BEGIN EXERCISE MATERIAL

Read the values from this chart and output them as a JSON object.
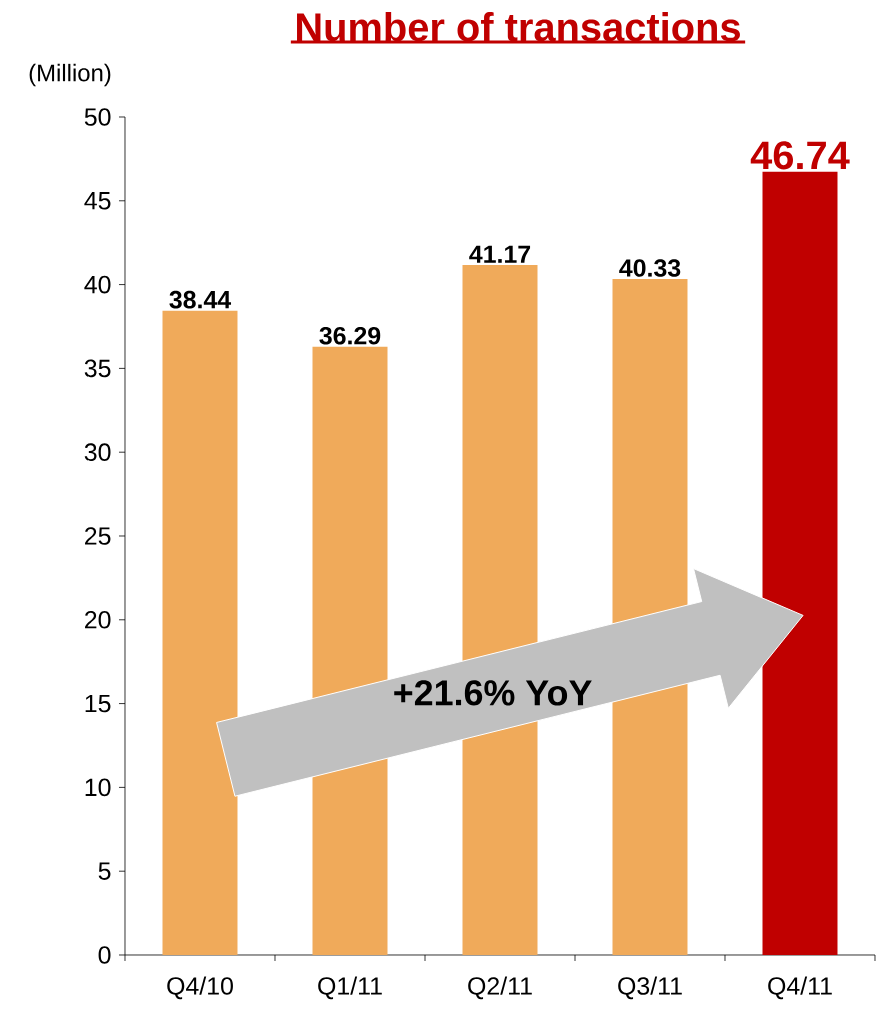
{
  "chart_data": {
    "type": "bar",
    "title": "Number of transactions",
    "ylabel": "(Million)",
    "categories": [
      "Q4/10",
      "Q1/11",
      "Q2/11",
      "Q3/11",
      "Q4/11"
    ],
    "values": [
      38.44,
      36.29,
      41.17,
      40.33,
      46.74
    ],
    "colors": [
      "#f0aa5a",
      "#f0aa5a",
      "#f0aa5a",
      "#f0aa5a",
      "#c00000"
    ],
    "ylim": [
      0,
      50
    ],
    "yticks": [
      0,
      5,
      10,
      15,
      20,
      25,
      30,
      35,
      40,
      45,
      50
    ],
    "data_labels": true,
    "grid": false,
    "annotations": [
      "+21.6% YoY"
    ]
  }
}
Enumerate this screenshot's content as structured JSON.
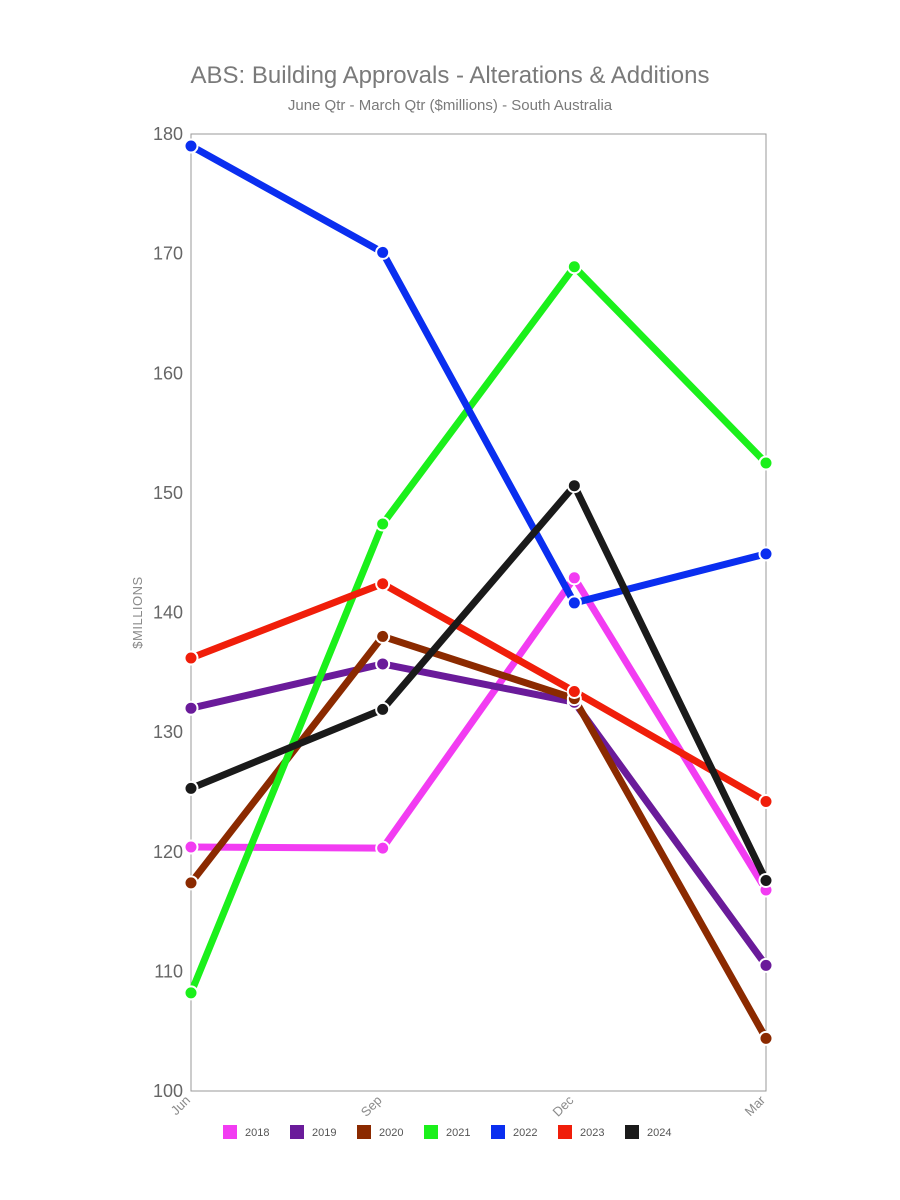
{
  "chart_data": {
    "type": "line",
    "title": "ABS: Building Approvals - Alterations & Additions",
    "subtitle": "June Qtr - March Qtr ($millions) - South Australia",
    "ylabel": "$MILLIONS",
    "xlabel": "",
    "categories": [
      "Jun",
      "Sep",
      "Dec",
      "Mar"
    ],
    "ylim": [
      100,
      180
    ],
    "yticks": [
      100,
      110,
      120,
      130,
      140,
      150,
      160,
      170,
      180
    ],
    "grid": false,
    "legend_position": "bottom",
    "series": [
      {
        "name": "2018",
        "color": "#f23cf2",
        "values": [
          120.4,
          120.3,
          142.9,
          116.8
        ]
      },
      {
        "name": "2019",
        "color": "#6a1b9a",
        "values": [
          132.0,
          135.7,
          132.5,
          110.5
        ]
      },
      {
        "name": "2020",
        "color": "#8b2a00",
        "values": [
          117.4,
          138.0,
          132.8,
          104.4
        ]
      },
      {
        "name": "2021",
        "color": "#1bf01b",
        "values": [
          108.2,
          147.4,
          168.9,
          152.5
        ]
      },
      {
        "name": "2022",
        "color": "#0a2ef0",
        "values": [
          179.0,
          170.1,
          140.8,
          144.9
        ]
      },
      {
        "name": "2023",
        "color": "#f01e0a",
        "values": [
          136.2,
          142.4,
          133.4,
          124.2
        ]
      },
      {
        "name": "2024",
        "color": "#1a1a1a",
        "values": [
          125.3,
          131.9,
          150.6,
          117.6
        ]
      }
    ]
  }
}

END EXERCISE MATERIAL

- **SHORT EXERCISE**: Search the data for the string "JSON". List each line that has it.

- **TASK OUTPUT**:
Read the values from this chart and output them as a JSON object.
Enumerate this screenshot's content as structured JSON.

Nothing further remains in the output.